• **The task**:
Reproduce the material exactly, omitting nothing.

• **Entries supplied**:

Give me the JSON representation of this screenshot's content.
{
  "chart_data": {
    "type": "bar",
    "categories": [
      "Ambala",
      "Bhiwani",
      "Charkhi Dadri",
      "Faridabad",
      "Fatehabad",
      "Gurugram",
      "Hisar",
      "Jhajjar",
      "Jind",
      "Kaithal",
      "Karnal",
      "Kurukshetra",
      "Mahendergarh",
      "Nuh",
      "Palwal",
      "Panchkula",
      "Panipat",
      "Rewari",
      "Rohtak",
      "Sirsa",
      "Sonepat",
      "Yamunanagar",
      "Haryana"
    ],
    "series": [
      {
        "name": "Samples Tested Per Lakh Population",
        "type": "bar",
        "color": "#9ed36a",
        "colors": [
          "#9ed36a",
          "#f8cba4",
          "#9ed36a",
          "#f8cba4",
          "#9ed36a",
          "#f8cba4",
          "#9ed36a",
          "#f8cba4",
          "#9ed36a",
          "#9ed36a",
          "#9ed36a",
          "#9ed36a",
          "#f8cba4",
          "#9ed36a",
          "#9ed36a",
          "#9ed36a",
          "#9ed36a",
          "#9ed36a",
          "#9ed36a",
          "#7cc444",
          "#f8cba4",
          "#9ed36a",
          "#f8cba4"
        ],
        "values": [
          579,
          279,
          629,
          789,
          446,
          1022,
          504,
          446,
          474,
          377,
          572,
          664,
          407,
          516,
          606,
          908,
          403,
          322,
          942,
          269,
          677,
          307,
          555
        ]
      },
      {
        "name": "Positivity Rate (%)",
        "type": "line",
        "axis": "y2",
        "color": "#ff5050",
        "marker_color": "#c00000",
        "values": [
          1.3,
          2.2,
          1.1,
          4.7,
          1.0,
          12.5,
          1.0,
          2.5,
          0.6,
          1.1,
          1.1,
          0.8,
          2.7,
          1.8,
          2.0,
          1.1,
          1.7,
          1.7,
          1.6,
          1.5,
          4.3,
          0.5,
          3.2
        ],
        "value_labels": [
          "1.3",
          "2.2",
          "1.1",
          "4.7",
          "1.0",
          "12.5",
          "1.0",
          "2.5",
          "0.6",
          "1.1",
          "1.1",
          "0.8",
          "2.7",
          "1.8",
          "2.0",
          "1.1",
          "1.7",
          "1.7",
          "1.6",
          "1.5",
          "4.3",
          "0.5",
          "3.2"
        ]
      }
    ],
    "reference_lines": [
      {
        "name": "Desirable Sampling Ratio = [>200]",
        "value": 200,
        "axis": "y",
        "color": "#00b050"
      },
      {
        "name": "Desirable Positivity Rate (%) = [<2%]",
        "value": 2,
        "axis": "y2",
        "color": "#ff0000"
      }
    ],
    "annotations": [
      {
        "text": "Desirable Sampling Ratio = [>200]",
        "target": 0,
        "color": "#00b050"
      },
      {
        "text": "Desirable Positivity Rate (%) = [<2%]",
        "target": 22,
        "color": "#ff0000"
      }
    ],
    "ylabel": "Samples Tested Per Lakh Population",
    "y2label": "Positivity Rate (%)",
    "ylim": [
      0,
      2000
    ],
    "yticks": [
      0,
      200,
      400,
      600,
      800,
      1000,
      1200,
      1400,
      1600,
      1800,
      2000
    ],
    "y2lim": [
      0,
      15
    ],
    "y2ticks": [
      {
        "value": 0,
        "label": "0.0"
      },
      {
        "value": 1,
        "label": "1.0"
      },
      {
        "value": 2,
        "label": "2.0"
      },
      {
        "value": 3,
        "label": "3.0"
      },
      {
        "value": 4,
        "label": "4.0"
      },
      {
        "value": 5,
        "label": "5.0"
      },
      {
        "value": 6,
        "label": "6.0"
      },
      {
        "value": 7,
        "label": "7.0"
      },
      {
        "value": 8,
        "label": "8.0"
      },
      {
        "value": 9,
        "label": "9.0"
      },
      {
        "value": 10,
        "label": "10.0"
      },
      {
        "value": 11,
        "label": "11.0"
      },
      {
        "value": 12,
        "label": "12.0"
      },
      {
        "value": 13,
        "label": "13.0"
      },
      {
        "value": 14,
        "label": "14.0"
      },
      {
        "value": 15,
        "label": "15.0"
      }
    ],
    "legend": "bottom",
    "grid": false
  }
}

• **Solution below**:
Give me the JSON representation of this screenshot's content.
{
  "chart_data": {
    "type": "bar",
    "categories": [
      "Ambala",
      "Bhiwani",
      "Charkhi Dadri",
      "Faridabad",
      "Fatehabad",
      "Gurugram",
      "Hisar",
      "Jhajjar",
      "Jind",
      "Kaithal",
      "Karnal",
      "Kurukshetra",
      "Mahendergarh",
      "Nuh",
      "Palwal",
      "Panchkula",
      "Panipat",
      "Rewari",
      "Rohtak",
      "Sirsa",
      "Sonepat",
      "Yamunanagar",
      "Haryana"
    ],
    "series": [
      {
        "name": "Samples Tested Per Lakh Population",
        "type": "bar",
        "color": "#9ed36a",
        "colors": [
          "#9ed36a",
          "#f8cba4",
          "#9ed36a",
          "#f8cba4",
          "#9ed36a",
          "#f8cba4",
          "#9ed36a",
          "#f8cba4",
          "#9ed36a",
          "#9ed36a",
          "#9ed36a",
          "#9ed36a",
          "#f8cba4",
          "#9ed36a",
          "#9ed36a",
          "#9ed36a",
          "#9ed36a",
          "#9ed36a",
          "#9ed36a",
          "#7cc444",
          "#f8cba4",
          "#9ed36a",
          "#f8cba4"
        ],
        "values": [
          579,
          279,
          629,
          789,
          446,
          1022,
          504,
          446,
          474,
          377,
          572,
          664,
          407,
          516,
          606,
          908,
          403,
          322,
          942,
          269,
          677,
          307,
          555
        ]
      },
      {
        "name": "Positivity Rate (%)",
        "type": "line",
        "axis": "y2",
        "color": "#ff5050",
        "marker_color": "#c00000",
        "values": [
          1.3,
          2.2,
          1.1,
          4.7,
          1.0,
          12.5,
          1.0,
          2.5,
          0.6,
          1.1,
          1.1,
          0.8,
          2.7,
          1.8,
          2.0,
          1.1,
          1.7,
          1.7,
          1.6,
          1.5,
          4.3,
          0.5,
          3.2
        ],
        "value_labels": [
          "1.3",
          "2.2",
          "1.1",
          "4.7",
          "1.0",
          "12.5",
          "1.0",
          "2.5",
          "0.6",
          "1.1",
          "1.1",
          "0.8",
          "2.7",
          "1.8",
          "2.0",
          "1.1",
          "1.7",
          "1.7",
          "1.6",
          "1.5",
          "4.3",
          "0.5",
          "3.2"
        ]
      }
    ],
    "reference_lines": [
      {
        "name": "Desirable Sampling Ratio = [>200]",
        "value": 200,
        "axis": "y",
        "color": "#00b050"
      },
      {
        "name": "Desirable Positivity Rate (%) = [<2%]",
        "value": 2,
        "axis": "y2",
        "color": "#ff0000"
      }
    ],
    "annotations": [
      {
        "text": "Desirable Sampling Ratio = [>200]",
        "target": 0,
        "color": "#00b050"
      },
      {
        "text": "Desirable Positivity Rate (%) = [<2%]",
        "target": 22,
        "color": "#ff0000"
      }
    ],
    "ylabel": "Samples Tested Per Lakh Population",
    "y2label": "Positivity Rate (%)",
    "ylim": [
      0,
      2000
    ],
    "yticks": [
      0,
      200,
      400,
      600,
      800,
      1000,
      1200,
      1400,
      1600,
      1800,
      2000
    ],
    "y2lim": [
      0,
      15
    ],
    "y2ticks": [
      {
        "value": 0,
        "label": "0.0"
      },
      {
        "value": 1,
        "label": "1.0"
      },
      {
        "value": 2,
        "label": "2.0"
      },
      {
        "value": 3,
        "label": "3.0"
      },
      {
        "value": 4,
        "label": "4.0"
      },
      {
        "value": 5,
        "label": "5.0"
      },
      {
        "value": 6,
        "label": "6.0"
      },
      {
        "value": 7,
        "label": "7.0"
      },
      {
        "value": 8,
        "label": "8.0"
      },
      {
        "value": 9,
        "label": "9.0"
      },
      {
        "value": 10,
        "label": "10.0"
      },
      {
        "value": 11,
        "label": "11.0"
      },
      {
        "value": 12,
        "label": "12.0"
      },
      {
        "value": 13,
        "label": "13.0"
      },
      {
        "value": 14,
        "label": "14.0"
      },
      {
        "value": 15,
        "label": "15.0"
      }
    ],
    "legend": "bottom",
    "grid": false
  }
}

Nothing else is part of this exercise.